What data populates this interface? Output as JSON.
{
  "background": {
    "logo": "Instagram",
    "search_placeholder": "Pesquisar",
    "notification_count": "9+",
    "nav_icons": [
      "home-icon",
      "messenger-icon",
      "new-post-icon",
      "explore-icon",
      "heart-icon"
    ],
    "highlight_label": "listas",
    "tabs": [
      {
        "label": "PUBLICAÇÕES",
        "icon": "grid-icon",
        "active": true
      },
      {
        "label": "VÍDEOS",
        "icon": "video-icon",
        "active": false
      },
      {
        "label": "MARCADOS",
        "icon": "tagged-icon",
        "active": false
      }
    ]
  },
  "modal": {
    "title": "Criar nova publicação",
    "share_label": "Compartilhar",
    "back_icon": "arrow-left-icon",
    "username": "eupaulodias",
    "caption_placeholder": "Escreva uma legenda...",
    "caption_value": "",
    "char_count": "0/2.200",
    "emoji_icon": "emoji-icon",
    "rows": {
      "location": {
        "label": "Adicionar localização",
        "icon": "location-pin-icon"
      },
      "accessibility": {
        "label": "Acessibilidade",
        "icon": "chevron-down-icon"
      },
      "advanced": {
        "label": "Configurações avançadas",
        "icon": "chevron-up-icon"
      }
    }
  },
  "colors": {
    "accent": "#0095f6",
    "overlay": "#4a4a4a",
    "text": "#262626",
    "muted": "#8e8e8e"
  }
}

WORK REQUIRED
State the number of lines holding the word "chevron" in the listing. Add nothing else.

COMPLETE OUTPUT
2